Requirements
Only the number is wanted: how many lines contain the word "الآية"?

========

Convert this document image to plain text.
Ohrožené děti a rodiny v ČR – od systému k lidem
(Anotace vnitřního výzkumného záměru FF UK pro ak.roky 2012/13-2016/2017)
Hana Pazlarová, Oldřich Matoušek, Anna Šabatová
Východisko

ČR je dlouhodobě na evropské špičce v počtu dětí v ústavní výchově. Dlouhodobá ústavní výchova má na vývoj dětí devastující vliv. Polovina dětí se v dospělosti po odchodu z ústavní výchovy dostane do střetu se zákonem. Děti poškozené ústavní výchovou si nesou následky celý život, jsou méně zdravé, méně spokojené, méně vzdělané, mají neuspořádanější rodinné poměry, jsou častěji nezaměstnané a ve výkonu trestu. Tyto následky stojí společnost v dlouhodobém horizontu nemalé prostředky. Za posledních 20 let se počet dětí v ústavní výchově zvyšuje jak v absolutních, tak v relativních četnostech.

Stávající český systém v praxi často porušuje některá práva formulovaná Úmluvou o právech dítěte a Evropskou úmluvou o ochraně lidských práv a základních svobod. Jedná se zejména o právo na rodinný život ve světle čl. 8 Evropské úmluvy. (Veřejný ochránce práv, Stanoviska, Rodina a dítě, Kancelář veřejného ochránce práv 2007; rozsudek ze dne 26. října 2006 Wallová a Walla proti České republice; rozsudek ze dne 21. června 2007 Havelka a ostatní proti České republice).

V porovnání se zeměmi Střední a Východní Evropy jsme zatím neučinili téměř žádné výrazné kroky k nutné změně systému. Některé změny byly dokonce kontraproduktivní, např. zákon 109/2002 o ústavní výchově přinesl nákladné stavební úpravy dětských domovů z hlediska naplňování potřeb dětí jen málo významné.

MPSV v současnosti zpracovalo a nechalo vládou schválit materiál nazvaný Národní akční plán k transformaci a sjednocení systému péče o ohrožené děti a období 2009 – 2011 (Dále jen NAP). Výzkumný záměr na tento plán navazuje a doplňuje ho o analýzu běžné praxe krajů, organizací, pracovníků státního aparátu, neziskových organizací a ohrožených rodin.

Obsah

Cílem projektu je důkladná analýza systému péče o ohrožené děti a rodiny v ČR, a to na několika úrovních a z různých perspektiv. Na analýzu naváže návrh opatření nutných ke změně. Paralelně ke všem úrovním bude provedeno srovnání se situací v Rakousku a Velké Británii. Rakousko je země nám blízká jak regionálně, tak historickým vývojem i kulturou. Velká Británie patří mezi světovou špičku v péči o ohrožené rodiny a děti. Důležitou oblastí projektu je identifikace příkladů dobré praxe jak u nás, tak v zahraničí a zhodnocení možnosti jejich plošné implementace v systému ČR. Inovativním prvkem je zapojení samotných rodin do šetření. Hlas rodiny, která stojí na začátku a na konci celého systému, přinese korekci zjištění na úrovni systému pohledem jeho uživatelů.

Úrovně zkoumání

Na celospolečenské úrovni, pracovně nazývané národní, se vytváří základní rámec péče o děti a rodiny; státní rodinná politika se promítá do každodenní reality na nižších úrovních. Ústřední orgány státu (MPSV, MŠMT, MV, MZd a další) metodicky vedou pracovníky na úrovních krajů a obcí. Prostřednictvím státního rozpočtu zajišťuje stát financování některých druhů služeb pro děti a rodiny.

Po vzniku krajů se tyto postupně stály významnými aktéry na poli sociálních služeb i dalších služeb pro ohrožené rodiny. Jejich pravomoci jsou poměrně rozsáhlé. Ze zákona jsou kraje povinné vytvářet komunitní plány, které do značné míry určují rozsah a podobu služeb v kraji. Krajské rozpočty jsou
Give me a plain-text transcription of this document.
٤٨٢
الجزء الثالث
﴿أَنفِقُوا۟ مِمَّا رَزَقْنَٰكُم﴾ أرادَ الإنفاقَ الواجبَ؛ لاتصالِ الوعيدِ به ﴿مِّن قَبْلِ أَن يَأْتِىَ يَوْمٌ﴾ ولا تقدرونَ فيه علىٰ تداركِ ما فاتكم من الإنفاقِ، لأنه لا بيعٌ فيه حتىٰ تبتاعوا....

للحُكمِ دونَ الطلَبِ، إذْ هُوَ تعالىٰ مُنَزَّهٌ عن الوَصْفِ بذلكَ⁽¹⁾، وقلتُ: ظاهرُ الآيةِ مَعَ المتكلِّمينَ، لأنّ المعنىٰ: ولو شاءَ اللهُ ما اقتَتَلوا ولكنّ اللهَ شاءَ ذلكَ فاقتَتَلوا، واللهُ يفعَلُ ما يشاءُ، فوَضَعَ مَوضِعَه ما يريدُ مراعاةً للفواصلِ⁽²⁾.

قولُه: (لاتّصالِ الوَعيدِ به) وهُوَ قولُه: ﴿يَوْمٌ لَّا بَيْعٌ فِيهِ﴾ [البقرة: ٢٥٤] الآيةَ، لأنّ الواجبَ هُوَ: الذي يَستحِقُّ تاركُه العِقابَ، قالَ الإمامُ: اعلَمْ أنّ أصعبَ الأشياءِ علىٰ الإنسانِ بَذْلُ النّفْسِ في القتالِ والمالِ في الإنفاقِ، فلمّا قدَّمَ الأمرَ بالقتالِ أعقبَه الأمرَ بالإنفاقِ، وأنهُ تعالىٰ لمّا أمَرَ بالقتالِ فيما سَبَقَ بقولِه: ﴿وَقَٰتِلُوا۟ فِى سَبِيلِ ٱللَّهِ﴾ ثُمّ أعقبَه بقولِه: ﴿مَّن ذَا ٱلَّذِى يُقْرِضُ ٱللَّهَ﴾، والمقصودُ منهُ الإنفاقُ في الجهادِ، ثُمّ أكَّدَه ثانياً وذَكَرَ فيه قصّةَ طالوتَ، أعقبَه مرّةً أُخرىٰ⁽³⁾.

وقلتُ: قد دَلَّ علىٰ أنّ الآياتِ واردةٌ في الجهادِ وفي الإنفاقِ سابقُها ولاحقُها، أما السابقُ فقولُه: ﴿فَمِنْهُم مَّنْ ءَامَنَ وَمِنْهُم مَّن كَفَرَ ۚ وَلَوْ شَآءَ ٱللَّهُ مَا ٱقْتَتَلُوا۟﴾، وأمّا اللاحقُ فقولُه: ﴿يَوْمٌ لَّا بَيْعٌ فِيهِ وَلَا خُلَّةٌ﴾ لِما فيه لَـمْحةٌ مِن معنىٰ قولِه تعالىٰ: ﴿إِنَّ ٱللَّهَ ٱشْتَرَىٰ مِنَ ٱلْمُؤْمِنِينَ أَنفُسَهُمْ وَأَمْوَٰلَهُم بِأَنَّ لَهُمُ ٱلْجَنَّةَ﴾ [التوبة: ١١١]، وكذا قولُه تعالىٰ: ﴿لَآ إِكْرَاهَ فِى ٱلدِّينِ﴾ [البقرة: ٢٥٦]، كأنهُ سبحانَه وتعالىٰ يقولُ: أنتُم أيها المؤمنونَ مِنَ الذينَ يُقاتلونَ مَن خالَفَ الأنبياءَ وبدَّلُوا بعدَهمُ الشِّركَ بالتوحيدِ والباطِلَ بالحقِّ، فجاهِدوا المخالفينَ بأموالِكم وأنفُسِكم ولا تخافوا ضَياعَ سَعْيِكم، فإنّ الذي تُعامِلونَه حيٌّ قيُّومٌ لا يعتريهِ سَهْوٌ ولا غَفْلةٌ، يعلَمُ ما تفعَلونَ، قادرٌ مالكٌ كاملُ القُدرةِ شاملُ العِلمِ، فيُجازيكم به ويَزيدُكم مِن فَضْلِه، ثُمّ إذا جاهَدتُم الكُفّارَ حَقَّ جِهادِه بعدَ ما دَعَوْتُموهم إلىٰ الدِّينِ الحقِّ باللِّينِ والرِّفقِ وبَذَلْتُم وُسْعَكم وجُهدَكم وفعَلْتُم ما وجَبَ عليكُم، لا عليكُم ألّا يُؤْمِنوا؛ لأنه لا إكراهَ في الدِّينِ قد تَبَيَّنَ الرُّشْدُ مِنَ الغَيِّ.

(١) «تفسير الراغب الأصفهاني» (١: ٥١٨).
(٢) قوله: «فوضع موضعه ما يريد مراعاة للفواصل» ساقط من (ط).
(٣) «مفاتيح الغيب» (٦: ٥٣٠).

========

Solved exercise
2